## WRITTEN PROBLEM
Repeat all of the data precisely.

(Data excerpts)
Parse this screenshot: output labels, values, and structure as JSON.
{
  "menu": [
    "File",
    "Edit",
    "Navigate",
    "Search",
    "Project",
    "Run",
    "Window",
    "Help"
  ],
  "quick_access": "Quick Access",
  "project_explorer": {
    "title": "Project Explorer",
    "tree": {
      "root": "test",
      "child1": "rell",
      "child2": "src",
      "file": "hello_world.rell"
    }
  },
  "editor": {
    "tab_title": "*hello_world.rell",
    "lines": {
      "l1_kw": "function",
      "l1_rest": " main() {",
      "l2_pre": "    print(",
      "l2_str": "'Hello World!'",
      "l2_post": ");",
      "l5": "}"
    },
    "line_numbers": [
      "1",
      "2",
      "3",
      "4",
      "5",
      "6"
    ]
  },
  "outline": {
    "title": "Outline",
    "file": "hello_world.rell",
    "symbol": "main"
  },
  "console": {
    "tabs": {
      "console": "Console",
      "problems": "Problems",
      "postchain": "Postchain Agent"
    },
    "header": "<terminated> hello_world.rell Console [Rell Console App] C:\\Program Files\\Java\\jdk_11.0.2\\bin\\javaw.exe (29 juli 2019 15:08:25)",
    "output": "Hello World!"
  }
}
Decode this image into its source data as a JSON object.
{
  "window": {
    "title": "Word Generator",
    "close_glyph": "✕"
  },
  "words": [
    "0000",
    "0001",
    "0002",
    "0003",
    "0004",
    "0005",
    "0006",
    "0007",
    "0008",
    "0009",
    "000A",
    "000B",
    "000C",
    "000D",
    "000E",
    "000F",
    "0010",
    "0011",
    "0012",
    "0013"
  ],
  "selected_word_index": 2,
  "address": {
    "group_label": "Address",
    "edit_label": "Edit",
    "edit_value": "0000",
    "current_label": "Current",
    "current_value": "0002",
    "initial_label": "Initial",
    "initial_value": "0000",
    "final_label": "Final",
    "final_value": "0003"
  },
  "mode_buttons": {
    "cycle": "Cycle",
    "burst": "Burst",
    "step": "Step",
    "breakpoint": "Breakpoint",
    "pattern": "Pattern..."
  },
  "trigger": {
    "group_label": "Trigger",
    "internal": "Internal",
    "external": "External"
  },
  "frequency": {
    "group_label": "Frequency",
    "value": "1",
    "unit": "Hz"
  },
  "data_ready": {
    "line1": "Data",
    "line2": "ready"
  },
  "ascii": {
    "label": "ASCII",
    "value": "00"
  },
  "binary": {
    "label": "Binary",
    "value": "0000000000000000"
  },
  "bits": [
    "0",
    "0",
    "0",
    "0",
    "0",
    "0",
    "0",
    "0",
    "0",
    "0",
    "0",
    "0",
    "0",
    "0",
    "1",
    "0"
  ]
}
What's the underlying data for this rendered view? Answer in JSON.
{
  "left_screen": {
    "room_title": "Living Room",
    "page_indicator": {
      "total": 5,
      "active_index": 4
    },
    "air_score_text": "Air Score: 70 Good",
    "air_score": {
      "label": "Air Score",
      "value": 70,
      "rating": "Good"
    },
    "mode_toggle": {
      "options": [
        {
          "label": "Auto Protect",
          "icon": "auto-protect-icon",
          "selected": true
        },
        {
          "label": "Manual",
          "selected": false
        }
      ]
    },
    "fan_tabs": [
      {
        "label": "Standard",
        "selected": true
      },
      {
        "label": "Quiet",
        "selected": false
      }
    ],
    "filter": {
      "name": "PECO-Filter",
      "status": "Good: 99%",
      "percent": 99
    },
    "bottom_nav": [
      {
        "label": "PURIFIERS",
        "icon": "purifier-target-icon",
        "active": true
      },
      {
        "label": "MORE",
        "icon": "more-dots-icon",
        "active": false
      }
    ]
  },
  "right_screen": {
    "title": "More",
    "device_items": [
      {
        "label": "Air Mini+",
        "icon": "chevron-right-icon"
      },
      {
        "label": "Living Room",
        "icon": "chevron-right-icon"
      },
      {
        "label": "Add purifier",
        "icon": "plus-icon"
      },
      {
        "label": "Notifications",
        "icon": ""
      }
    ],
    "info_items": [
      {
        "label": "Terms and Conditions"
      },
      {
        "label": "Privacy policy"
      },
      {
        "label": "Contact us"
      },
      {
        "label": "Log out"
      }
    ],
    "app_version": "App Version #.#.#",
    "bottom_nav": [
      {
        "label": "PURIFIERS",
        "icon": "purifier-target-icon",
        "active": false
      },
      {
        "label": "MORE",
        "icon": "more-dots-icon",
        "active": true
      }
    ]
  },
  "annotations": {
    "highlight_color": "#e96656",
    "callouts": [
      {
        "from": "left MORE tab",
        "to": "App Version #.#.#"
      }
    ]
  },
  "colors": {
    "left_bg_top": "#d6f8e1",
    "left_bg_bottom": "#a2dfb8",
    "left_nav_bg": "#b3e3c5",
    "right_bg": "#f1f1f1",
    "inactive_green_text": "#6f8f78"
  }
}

## OUTPUT OF THE EXERCISE
Parse this screenshot: output labels, values, and structure as JSON.
{
  "menu": [
    "File",
    "Edit",
    "Navigate",
    "Search",
    "Project",
    "Run",
    "Window",
    "Help"
  ],
  "quick_access": "Quick Access",
  "project_explorer": {
    "title": "Project Explorer",
    "tree": {
      "root": "test",
      "child1": "rell",
      "child2": "src",
      "file": "hello_world.rell"
    }
  },
  "editor": {
    "tab_title": "*hello_world.rell",
    "lines": {
      "l1_kw": "function",
      "l1_rest": " main() {",
      "l2_pre": "    print(",
      "l2_str": "'Hello World!'",
      "l2_post": ");",
      "l5": "}"
    },
    "line_numbers": [
      "1",
      "2",
      "3",
      "4",
      "5",
      "6"
    ]
  },
  "outline": {
    "title": "Outline",
    "file": "hello_world.rell",
    "symbol": "main"
  },
  "console": {
    "tabs": {
      "console": "Console",
      "problems": "Problems",
      "postchain": "Postchain Agent"
    },
    "header": "<terminated> hello_world.rell Console [Rell Console App] C:\\Program Files\\Java\\jdk_11.0.2\\bin\\javaw.exe (29 juli 2019 15:08:25)",
    "output": "Hello World!"
  }
}
Decode this image into its source data as a JSON object.
{
  "window": {
    "title": "Word Generator",
    "close_glyph": "✕"
  },
  "words": [
    "0000",
    "0001",
    "0002",
    "0003",
    "0004",
    "0005",
    "0006",
    "0007",
    "0008",
    "0009",
    "000A",
    "000B",
    "000C",
    "000D",
    "000E",
    "000F",
    "0010",
    "0011",
    "0012",
    "0013"
  ],
  "selected_word_index": 2,
  "address": {
    "group_label": "Address",
    "edit_label": "Edit",
    "edit_value": "0000",
    "current_label": "Current",
    "current_value": "0002",
    "initial_label": "Initial",
    "initial_value": "0000",
    "final_label": "Final",
    "final_value": "0003"
  },
  "mode_buttons": {
    "cycle": "Cycle",
    "burst": "Burst",
    "step": "Step",
    "breakpoint": "Breakpoint",
    "pattern": "Pattern..."
  },
  "trigger": {
    "group_label": "Trigger",
    "internal": "Internal",
    "external": "External"
  },
  "frequency": {
    "group_label": "Frequency",
    "value": "1",
    "unit": "Hz"
  },
  "data_ready": {
    "line1": "Data",
    "line2": "ready"
  },
  "ascii": {
    "label": "ASCII",
    "value": "00"
  },
  "binary": {
    "label": "Binary",
    "value": "0000000000000000"
  },
  "bits": [
    "0",
    "0",
    "0",
    "0",
    "0",
    "0",
    "0",
    "0",
    "0",
    "0",
    "0",
    "0",
    "0",
    "0",
    "1",
    "0"
  ]
}
What's the underlying data for this rendered view? Answer in JSON.
{
  "left_screen": {
    "room_title": "Living Room",
    "page_indicator": {
      "total": 5,
      "active_index": 4
    },
    "air_score_text": "Air Score: 70 Good",
    "air_score": {
      "label": "Air Score",
      "value": 70,
      "rating": "Good"
    },
    "mode_toggle": {
      "options": [
        {
          "label": "Auto Protect",
          "icon": "auto-protect-icon",
          "selected": true
        },
        {
          "label": "Manual",
          "selected": false
        }
      ]
    },
    "fan_tabs": [
      {
        "label": "Standard",
        "selected": true
      },
      {
        "label": "Quiet",
        "selected": false
      }
    ],
    "filter": {
      "name": "PECO-Filter",
      "status": "Good: 99%",
      "percent": 99
    },
    "bottom_nav": [
      {
        "label": "PURIFIERS",
        "icon": "purifier-target-icon",
        "active": true
      },
      {
        "label": "MORE",
        "icon": "more-dots-icon",
        "active": false
      }
    ]
  },
  "right_screen": {
    "title": "More",
    "device_items": [
      {
        "label": "Air Mini+",
        "icon": "chevron-right-icon"
      },
      {
        "label": "Living Room",
        "icon": "chevron-right-icon"
      },
      {
        "label": "Add purifier",
        "icon": "plus-icon"
      },
      {
        "label": "Notifications",
        "icon": ""
      }
    ],
    "info_items": [
      {
        "label": "Terms and Conditions"
      },
      {
        "label": "Privacy policy"
      },
      {
        "label": "Contact us"
      },
      {
        "label": "Log out"
      }
    ],
    "app_version": "App Version #.#.#",
    "bottom_nav": [
      {
        "label": "PURIFIERS",
        "icon": "purifier-target-icon",
        "active": false
      },
      {
        "label": "MORE",
        "icon": "more-dots-icon",
        "active": true
      }
    ]
  },
  "annotations": {
    "highlight_color": "#e96656",
    "callouts": [
      {
        "from": "left MORE tab",
        "to": "App Version #.#.#"
      }
    ]
  },
  "colors": {
    "left_bg_top": "#d6f8e1",
    "left_bg_bottom": "#a2dfb8",
    "left_nav_bg": "#b3e3c5",
    "right_bg": "#f1f1f1",
    "inactive_green_text": "#6f8f78"
  }
}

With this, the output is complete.